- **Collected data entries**
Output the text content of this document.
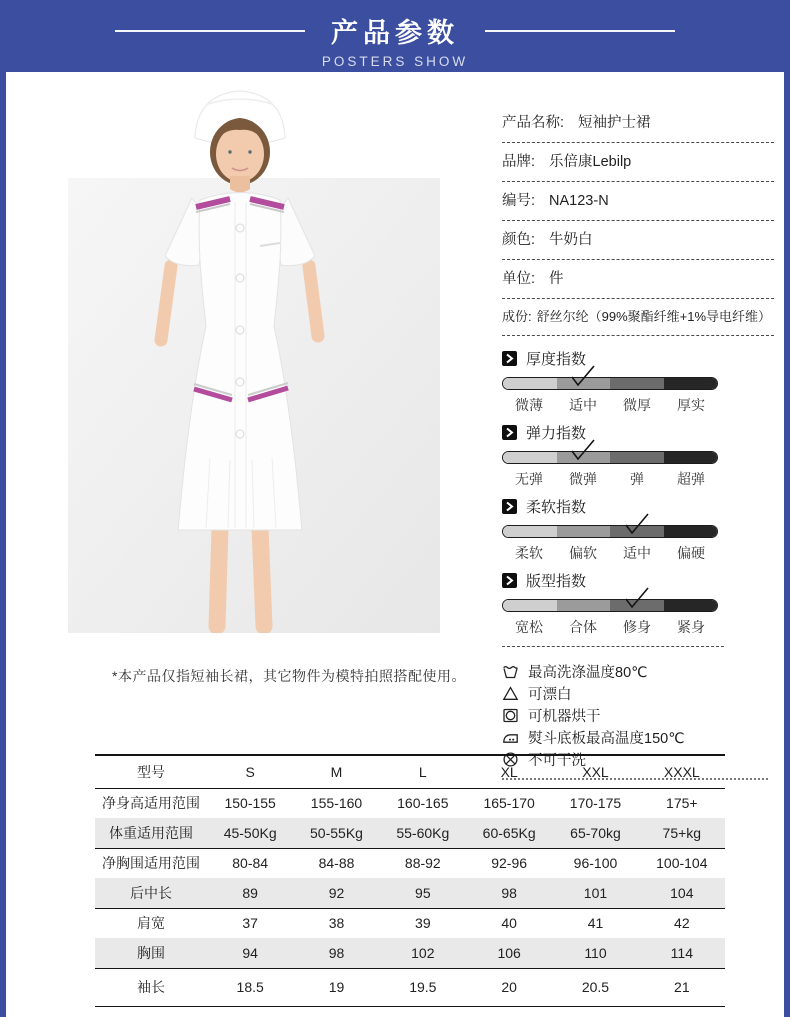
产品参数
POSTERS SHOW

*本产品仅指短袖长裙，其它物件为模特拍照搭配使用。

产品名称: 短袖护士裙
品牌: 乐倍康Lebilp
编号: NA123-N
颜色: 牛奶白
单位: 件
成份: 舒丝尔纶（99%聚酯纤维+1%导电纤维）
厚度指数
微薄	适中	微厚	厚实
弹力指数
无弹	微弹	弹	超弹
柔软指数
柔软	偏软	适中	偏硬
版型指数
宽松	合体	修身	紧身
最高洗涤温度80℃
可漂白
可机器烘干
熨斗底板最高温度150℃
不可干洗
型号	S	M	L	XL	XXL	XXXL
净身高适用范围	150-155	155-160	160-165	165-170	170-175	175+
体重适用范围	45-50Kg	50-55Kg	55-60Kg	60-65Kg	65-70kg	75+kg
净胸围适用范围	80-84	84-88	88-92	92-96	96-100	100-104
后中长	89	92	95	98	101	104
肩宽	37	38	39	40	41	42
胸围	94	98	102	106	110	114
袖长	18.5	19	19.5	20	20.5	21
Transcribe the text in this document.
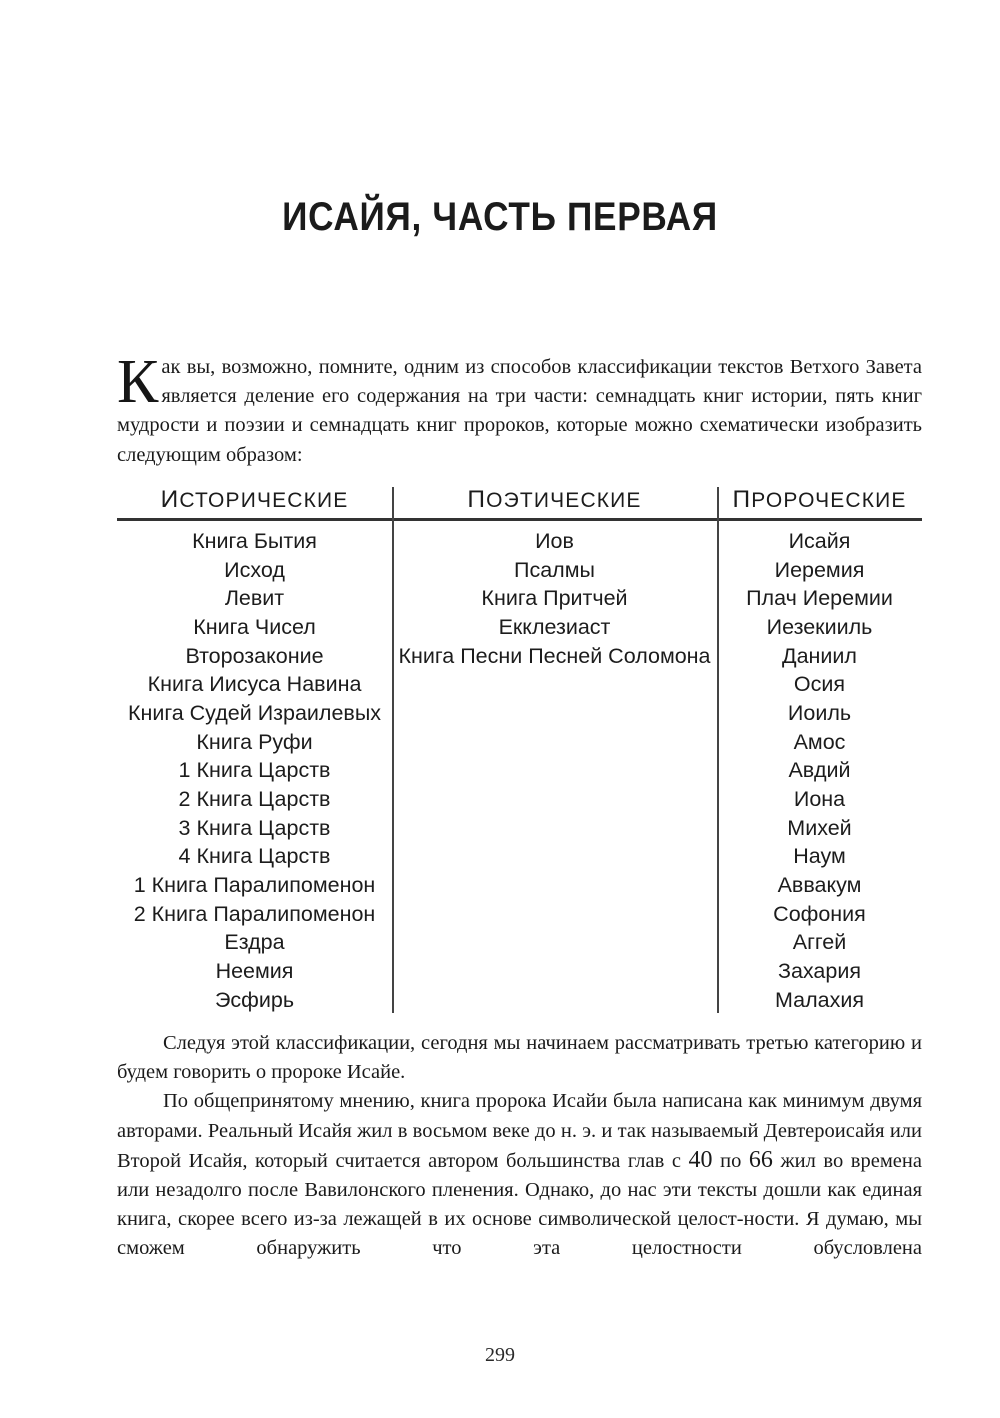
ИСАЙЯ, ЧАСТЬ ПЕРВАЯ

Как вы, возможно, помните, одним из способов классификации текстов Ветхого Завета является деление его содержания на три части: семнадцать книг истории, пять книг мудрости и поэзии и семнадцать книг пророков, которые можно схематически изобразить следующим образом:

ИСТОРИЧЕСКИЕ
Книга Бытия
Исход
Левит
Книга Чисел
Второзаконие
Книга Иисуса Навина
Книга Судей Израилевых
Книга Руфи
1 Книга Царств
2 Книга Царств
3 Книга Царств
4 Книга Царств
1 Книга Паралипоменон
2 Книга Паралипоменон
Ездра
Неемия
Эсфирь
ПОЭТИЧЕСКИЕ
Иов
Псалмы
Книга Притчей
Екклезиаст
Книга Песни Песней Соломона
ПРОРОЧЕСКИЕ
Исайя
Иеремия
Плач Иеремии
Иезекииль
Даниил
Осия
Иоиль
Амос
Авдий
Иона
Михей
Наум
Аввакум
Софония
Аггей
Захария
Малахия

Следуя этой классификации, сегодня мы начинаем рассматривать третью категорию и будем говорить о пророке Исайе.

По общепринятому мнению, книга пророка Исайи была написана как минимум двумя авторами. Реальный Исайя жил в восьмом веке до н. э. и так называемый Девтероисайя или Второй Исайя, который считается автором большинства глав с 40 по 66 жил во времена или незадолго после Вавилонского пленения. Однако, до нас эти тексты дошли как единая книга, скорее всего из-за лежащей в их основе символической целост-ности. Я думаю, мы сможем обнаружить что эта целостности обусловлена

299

- **What to do**
Find all lines where the word "Паралипоменон" appears. Copy them.

- **Completed task**
1 Книга Паралипоменон
2 Книга Паралипоменон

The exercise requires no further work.